◆ Exercise description ◆
Identify every line in the records below that contains the word "Dumile", and copy each of those lines.

◆ Material shown ◆
— Start —

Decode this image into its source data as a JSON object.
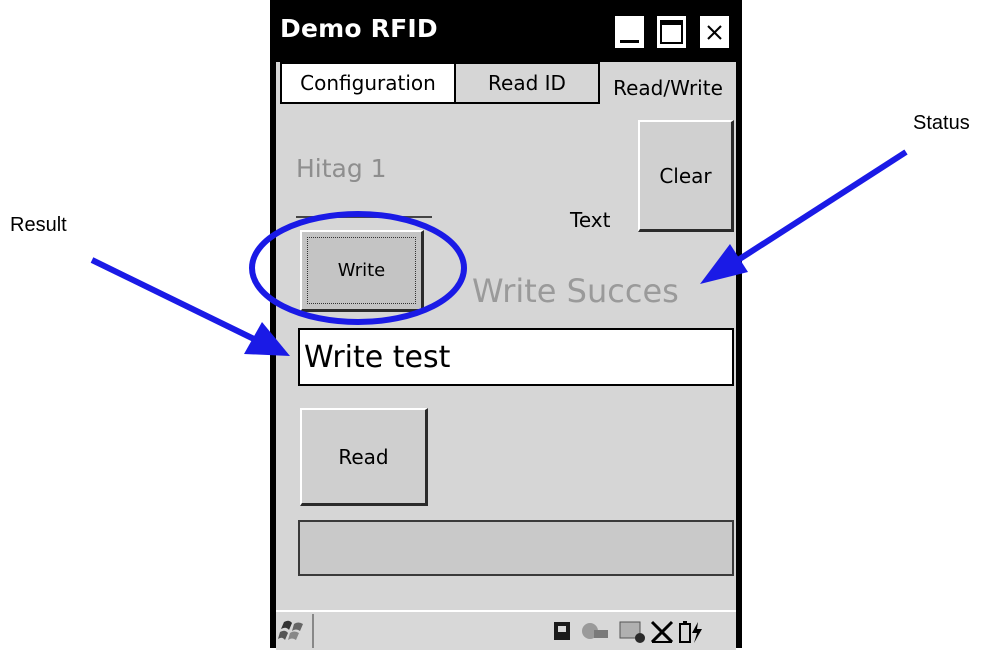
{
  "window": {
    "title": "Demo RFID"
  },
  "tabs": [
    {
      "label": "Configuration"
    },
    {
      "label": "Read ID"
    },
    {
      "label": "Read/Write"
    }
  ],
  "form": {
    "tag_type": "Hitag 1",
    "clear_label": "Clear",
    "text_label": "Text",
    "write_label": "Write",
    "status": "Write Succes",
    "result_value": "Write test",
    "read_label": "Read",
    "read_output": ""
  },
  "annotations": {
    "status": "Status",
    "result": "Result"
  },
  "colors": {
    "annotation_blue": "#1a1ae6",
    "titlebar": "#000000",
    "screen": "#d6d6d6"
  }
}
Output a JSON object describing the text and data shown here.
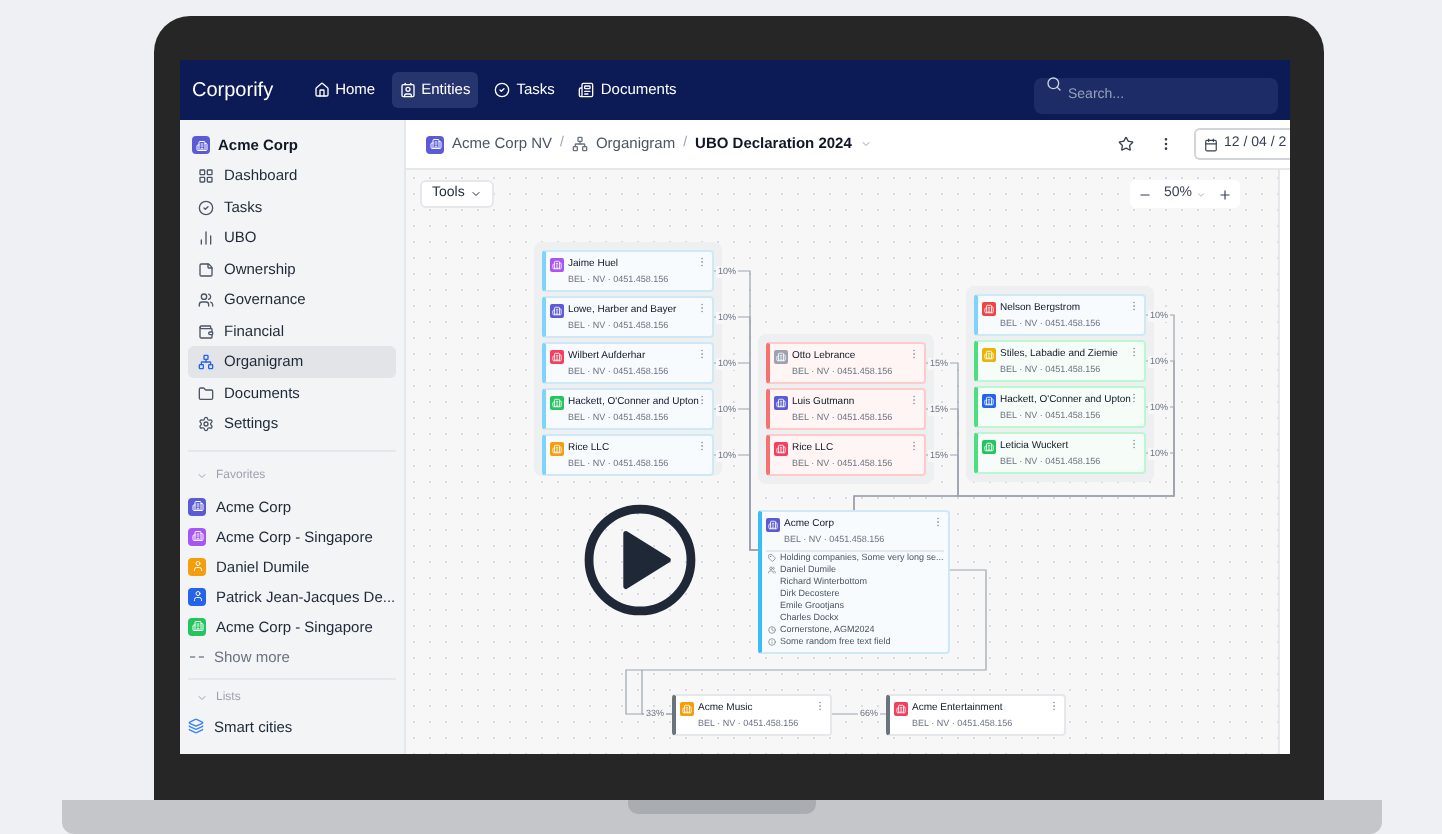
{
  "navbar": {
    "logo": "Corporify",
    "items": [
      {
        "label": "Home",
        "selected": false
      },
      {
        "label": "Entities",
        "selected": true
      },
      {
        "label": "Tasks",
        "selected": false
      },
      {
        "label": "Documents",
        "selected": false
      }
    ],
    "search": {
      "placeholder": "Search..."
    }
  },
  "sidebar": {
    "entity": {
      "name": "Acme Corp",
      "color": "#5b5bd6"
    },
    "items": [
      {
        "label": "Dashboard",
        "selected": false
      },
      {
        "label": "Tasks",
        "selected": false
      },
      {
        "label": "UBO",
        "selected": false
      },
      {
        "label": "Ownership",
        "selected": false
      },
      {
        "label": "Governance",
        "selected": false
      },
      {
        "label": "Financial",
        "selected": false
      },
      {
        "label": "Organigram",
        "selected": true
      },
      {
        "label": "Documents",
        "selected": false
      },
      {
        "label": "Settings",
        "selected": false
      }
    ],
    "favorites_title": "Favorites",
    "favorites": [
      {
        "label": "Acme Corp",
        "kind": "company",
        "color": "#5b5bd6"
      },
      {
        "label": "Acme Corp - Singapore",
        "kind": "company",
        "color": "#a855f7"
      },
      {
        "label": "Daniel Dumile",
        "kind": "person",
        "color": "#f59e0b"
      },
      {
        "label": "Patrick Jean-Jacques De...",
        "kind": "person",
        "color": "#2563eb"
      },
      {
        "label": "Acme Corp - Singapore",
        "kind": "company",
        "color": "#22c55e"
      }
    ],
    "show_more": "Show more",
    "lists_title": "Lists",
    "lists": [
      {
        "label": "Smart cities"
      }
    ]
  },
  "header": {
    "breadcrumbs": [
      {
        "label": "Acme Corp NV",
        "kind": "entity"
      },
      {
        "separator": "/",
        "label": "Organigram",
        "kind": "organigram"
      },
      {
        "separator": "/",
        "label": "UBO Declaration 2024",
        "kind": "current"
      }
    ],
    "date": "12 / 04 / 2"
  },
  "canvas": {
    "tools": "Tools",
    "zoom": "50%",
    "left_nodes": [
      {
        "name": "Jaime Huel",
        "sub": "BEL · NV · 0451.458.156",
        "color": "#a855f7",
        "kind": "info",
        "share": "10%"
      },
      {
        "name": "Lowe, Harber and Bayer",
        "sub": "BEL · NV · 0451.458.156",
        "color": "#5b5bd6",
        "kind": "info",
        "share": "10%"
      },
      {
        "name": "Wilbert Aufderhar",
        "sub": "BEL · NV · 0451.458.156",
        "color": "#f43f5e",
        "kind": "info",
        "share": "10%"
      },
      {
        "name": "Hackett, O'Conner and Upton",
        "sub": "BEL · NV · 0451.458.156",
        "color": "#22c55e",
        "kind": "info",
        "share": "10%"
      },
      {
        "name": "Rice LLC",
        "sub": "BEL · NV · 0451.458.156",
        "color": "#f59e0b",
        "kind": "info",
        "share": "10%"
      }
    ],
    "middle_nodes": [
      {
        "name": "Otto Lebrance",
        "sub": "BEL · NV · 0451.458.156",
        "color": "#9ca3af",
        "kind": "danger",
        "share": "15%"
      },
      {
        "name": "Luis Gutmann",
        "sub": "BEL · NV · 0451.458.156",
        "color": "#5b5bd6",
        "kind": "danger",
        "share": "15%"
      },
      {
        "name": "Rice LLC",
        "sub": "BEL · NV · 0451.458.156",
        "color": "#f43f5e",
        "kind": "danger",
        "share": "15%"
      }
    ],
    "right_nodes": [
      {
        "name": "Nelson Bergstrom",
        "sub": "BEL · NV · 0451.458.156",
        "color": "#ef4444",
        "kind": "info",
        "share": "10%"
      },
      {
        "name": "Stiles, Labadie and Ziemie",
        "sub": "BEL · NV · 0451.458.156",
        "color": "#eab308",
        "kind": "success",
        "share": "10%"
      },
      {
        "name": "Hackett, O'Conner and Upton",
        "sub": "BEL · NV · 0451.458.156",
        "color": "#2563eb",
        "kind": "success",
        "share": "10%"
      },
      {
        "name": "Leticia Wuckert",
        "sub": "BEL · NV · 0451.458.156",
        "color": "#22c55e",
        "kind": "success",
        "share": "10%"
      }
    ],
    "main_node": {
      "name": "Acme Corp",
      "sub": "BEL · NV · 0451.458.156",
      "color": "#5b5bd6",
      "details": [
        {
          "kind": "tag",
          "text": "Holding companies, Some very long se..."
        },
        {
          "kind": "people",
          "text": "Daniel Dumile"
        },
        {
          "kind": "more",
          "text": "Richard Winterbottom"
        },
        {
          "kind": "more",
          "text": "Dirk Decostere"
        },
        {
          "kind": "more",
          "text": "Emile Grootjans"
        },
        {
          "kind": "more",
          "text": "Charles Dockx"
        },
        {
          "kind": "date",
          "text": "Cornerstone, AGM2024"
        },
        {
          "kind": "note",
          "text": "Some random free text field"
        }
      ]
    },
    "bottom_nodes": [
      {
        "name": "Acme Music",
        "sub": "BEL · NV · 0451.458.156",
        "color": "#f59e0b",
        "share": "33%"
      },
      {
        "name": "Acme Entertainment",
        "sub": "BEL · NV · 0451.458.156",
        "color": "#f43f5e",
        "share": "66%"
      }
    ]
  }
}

— End —

◆ Output of the exercise ◆
        "label": "Daniel Dumile",
          "text": "Daniel Dumile"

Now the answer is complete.